Pick out the lines below that include the string "title".
►
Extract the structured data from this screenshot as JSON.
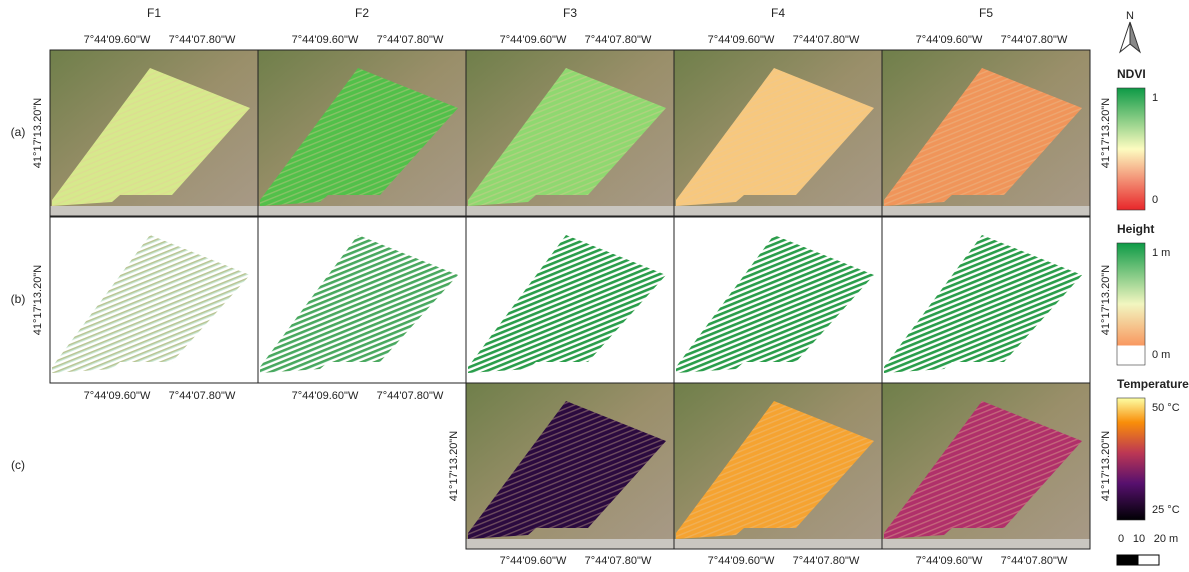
{
  "columns": [
    "F1",
    "F2",
    "F3",
    "F4",
    "F5"
  ],
  "rows": [
    "(a)",
    "(b)",
    "(c)"
  ],
  "axis_labels": {
    "lon": [
      "7°44'09.60\"W",
      "7°44'07.80\"W"
    ],
    "lat": "41°17'13.20\"N"
  },
  "legends": [
    {
      "title": "NDVI",
      "max": "1",
      "min": "0"
    },
    {
      "title": "Height",
      "max": "1 m",
      "min": "0 m"
    },
    {
      "title": "Temperature",
      "max": "50 °C",
      "min": "25 °C"
    }
  ],
  "scale_bar": [
    "0",
    "10",
    "20 m"
  ],
  "north": "N"
}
◄
**Complete answer**
      "title": "NDVI",
      "title": "Height",
      "title": "Temperature",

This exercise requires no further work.